■ **EXERCISE TASK**:
Go over the entries below line by line, copying each one that contains the word "right".

Data records:
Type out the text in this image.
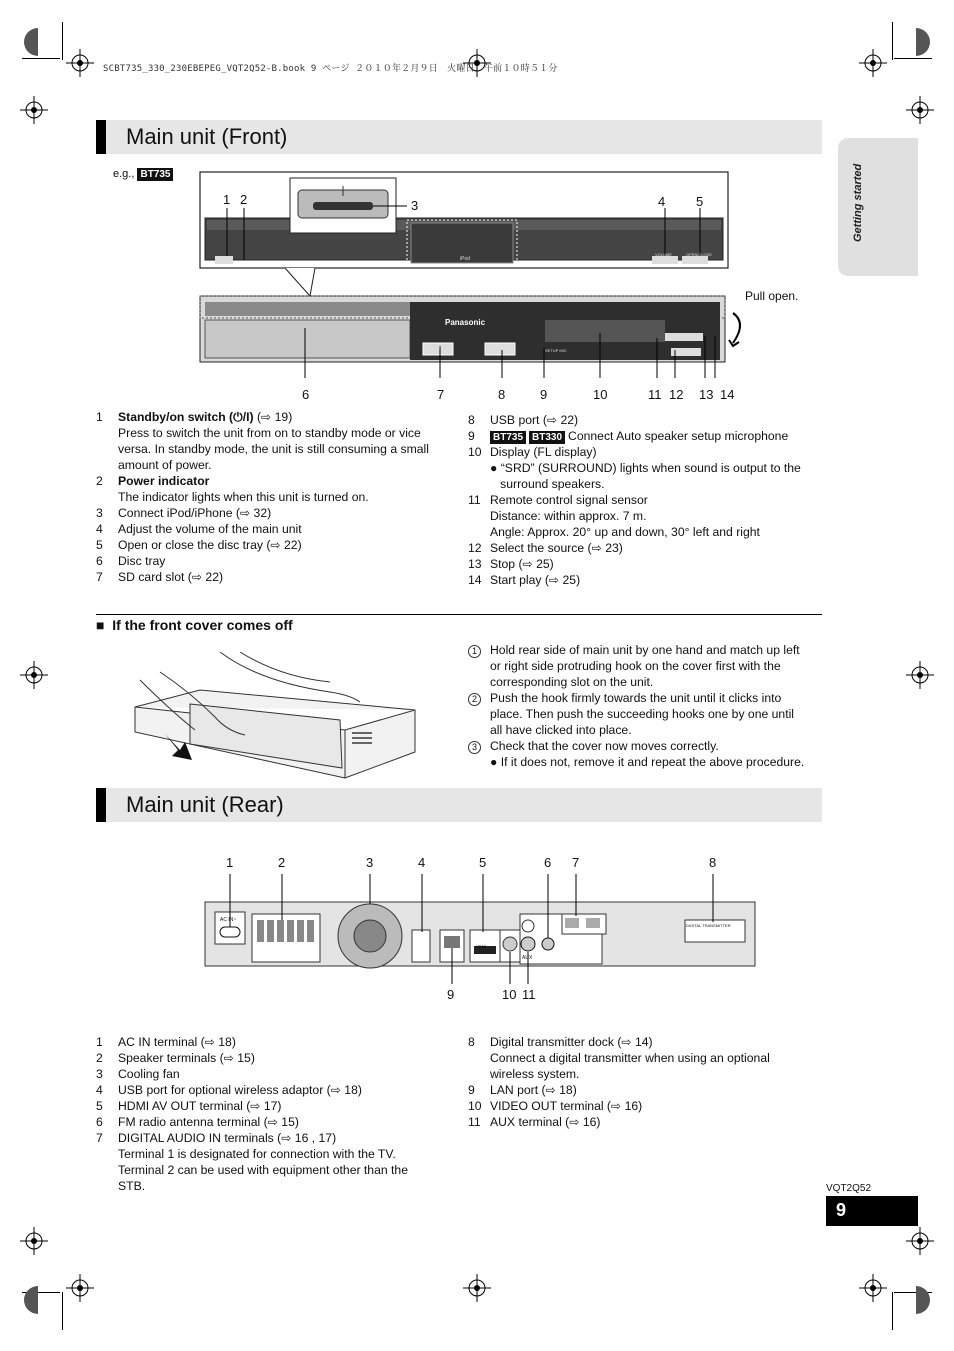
SCBT735_330_230EBEPEG_VQT2Q52-B.book 9 ページ ２０１０年２月９日　火曜日　午前１０時５１分
Getting started
Main unit (Front)
e.g., BT735
Panasonic
iPod
VOLUME	OPEN/CLOSE
SD CARD
SETUP MIC	SELECTOR
1 2	3	4 5
6	7	8	9	10	11 12 13 14
Pull open.
1	Standby/on switch (⏻/I) (⇨ 19)
Press to switch the unit from on to standby mode or vice
versa. In standby mode, the unit is still consuming a small
amount of power.
2	Power indicator
The indicator lights when this unit is turned on.
3	Connect iPod/iPhone (⇨ 32)
4	Adjust the volume of the main unit
5	Open or close the disc tray (⇨ 22)
6	Disc tray
7	SD card slot (⇨ 22)
8	USB port (⇨ 22)
9	BT735 BT330 Connect Auto speaker setup microphone
10 Display (FL display)
● “SRD” (SURROUND) lights when sound is output to the
surround speakers.
11 Remote control signal sensor
Distance: within approx. 7 m.
Angle: Approx. 20° up and down, 30° left and right
12 Select the source (⇨ 23)
13 Stop (⇨ 25)
14 Start play (⇨ 25)
■  If the front cover comes off
1	Hold rear side of main unit by one hand and match up left
or right side protruding hook on the cover first with the
corresponding slot on the unit.
2	Push the hook firmly towards the unit until it clicks into
place. Then push the succeeding hooks one by one until
all have clicked into place.
3	Check that the cover now moves correctly.
● If it does not, remove it and repeat the above procedure.
Main unit (Rear)
AC IN~
DIGITAL TRANSMITTER
HDMI
AUX
1	2	3	4	5	6 7	8
9	10 11
1	AC IN terminal (⇨ 18)
2	Speaker terminals (⇨ 15)
3	Cooling fan
4	USB port for optional wireless adaptor (⇨ 18)
5	HDMI AV OUT terminal (⇨ 17)
6	FM radio antenna terminal (⇨ 15)
7	DIGITAL AUDIO IN terminals (⇨ 16 , 17)
Terminal 1 is designated for connection with the TV.
Terminal 2 can be used with equipment other than the
STB.
8	Digital transmitter dock (⇨ 14)
Connect a digital transmitter when using an optional
wireless system.
9	LAN port (⇨ 18)
10 VIDEO OUT terminal (⇨ 16)
11 AUX terminal (⇨ 16)
VQT2Q52
9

■ **SOLUTION TO THIS EXERCISE**:
Angle: Approx. 20° up and down, 30° left and right
or right side protruding hook on the cover first with the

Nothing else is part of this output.